## begin

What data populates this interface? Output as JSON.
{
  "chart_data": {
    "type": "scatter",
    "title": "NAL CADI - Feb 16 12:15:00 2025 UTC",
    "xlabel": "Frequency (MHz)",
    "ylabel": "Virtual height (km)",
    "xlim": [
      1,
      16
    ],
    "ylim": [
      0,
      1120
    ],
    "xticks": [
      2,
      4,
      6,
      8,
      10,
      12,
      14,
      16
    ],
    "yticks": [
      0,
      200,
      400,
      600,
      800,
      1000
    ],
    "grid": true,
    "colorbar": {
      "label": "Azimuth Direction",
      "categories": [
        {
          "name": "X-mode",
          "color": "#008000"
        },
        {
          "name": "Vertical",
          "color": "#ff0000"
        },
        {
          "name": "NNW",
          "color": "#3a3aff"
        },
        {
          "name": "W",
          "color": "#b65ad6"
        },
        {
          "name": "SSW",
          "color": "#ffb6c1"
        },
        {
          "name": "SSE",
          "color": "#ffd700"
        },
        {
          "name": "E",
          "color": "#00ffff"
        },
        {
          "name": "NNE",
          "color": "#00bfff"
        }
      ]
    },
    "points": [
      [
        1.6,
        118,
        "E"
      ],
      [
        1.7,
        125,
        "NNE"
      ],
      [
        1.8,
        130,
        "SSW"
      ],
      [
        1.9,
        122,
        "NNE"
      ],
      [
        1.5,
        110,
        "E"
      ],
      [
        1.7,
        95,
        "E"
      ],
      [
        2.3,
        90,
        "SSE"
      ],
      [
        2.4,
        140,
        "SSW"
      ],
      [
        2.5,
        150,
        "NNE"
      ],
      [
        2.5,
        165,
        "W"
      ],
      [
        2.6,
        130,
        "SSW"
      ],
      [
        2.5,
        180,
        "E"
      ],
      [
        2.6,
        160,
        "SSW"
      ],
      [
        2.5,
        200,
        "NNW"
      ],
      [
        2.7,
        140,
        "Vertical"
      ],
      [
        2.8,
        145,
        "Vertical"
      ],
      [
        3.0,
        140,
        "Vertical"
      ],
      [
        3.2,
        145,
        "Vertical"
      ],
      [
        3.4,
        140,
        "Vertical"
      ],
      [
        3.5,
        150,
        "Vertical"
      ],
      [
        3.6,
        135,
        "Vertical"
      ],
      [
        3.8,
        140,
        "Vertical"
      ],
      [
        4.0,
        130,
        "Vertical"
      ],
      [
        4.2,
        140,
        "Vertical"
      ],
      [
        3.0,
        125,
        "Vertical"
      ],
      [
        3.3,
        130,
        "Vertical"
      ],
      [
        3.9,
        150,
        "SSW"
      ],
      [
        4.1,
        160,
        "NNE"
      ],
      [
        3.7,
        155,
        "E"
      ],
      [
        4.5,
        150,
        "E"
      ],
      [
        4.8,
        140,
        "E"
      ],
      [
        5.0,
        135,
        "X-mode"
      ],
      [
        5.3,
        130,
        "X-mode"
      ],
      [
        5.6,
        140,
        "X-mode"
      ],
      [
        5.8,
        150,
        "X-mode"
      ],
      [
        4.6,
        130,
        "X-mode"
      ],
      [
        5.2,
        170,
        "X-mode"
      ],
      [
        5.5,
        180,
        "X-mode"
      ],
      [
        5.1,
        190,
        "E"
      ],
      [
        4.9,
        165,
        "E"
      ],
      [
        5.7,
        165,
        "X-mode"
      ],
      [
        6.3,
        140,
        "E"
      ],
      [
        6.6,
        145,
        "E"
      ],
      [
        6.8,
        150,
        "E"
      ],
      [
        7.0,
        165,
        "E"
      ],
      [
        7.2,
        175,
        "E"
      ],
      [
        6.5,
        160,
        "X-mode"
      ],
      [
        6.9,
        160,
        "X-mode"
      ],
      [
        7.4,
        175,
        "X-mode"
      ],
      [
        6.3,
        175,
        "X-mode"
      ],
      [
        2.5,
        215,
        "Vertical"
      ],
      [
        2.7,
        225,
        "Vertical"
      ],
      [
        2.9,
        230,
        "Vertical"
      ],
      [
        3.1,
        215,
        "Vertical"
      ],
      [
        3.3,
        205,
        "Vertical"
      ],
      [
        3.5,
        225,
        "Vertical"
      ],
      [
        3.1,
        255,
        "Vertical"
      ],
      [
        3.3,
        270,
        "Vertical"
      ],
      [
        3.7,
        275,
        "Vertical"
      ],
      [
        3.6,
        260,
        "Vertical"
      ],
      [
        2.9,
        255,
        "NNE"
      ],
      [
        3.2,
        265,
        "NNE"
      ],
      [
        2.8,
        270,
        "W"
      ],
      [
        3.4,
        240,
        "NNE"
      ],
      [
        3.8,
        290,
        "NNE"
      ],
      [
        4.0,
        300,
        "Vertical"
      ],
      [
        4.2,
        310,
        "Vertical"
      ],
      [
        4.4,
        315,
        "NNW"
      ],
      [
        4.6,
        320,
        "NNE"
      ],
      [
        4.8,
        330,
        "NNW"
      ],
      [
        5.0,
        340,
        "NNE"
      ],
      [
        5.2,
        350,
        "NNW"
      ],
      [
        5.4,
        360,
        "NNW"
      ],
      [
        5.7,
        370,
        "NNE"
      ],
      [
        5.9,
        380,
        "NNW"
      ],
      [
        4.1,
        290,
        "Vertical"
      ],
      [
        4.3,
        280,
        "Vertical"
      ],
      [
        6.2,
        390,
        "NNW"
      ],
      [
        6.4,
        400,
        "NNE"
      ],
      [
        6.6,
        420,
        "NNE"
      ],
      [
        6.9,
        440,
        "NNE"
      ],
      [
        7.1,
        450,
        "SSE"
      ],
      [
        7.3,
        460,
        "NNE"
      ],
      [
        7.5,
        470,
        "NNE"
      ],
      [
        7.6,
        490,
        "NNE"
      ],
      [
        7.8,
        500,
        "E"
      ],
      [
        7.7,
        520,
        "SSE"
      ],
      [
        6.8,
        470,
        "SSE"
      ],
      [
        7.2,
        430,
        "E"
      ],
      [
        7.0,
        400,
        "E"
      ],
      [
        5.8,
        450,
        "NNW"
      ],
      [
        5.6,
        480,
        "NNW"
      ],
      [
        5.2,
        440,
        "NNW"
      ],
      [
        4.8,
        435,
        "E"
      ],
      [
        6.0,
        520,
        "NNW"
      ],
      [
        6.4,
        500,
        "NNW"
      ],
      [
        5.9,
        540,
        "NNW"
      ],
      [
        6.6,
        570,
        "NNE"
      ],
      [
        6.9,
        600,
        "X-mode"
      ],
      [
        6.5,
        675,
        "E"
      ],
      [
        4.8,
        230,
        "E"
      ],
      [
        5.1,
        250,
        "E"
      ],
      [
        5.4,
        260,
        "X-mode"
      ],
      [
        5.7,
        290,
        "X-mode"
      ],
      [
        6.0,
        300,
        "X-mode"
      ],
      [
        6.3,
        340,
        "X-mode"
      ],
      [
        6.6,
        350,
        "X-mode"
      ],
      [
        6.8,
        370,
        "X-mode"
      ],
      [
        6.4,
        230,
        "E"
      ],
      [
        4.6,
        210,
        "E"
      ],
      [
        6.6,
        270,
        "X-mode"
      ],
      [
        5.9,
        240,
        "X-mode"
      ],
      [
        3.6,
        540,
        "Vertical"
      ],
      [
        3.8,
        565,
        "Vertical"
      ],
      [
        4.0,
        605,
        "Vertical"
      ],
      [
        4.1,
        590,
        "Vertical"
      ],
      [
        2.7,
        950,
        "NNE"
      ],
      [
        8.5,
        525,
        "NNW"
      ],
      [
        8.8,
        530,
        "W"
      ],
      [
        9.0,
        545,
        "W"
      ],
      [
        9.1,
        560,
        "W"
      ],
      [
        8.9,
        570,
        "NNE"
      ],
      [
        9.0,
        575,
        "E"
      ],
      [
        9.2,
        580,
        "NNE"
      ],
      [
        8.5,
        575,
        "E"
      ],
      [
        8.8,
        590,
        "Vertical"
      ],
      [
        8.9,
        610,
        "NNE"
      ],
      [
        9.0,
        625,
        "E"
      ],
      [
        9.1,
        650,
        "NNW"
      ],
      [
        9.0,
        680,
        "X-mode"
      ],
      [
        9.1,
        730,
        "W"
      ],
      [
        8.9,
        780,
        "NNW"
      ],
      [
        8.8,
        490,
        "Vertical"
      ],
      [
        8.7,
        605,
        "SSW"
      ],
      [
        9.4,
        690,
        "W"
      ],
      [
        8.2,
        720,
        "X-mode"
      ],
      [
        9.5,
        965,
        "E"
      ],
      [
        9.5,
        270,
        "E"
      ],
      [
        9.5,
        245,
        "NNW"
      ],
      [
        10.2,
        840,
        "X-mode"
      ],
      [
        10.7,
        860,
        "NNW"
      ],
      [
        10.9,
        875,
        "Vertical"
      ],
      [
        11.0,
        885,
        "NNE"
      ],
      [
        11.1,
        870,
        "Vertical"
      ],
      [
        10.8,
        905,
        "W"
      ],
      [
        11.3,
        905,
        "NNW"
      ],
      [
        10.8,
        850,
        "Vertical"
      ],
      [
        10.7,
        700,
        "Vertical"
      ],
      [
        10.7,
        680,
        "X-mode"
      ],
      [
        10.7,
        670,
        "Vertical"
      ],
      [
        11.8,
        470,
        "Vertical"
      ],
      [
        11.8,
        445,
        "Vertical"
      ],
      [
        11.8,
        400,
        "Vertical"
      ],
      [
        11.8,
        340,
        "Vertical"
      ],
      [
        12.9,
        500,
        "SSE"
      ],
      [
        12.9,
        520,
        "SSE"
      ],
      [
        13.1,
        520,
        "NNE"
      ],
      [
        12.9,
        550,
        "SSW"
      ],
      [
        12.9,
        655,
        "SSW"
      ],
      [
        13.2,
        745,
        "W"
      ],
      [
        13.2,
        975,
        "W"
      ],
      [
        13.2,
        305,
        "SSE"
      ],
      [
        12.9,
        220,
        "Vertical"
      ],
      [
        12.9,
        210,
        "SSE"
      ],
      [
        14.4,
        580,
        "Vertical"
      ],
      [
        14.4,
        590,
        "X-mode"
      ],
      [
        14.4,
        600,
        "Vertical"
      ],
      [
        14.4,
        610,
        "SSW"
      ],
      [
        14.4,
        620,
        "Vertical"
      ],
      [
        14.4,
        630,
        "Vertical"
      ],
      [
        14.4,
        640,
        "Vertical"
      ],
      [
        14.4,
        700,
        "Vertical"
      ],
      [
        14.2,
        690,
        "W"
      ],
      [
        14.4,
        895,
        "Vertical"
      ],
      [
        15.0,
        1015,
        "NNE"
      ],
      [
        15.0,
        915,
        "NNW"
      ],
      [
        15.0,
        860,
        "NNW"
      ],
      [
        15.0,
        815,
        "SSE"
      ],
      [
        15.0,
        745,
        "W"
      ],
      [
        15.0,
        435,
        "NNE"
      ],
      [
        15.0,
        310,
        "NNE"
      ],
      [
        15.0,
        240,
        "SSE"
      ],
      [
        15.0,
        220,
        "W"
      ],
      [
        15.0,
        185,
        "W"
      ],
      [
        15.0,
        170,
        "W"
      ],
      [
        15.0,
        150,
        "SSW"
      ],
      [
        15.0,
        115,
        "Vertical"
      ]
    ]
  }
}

## end

Your goal - Give every line of the material that includes the string "name".

Written solution -
          "name": "X-mode",
          "name": "Vertical",
          "name": "NNW",
          "name": "W",
          "name": "SSW",
          "name": "SSE",
          "name": "E",
          "name": "NNE",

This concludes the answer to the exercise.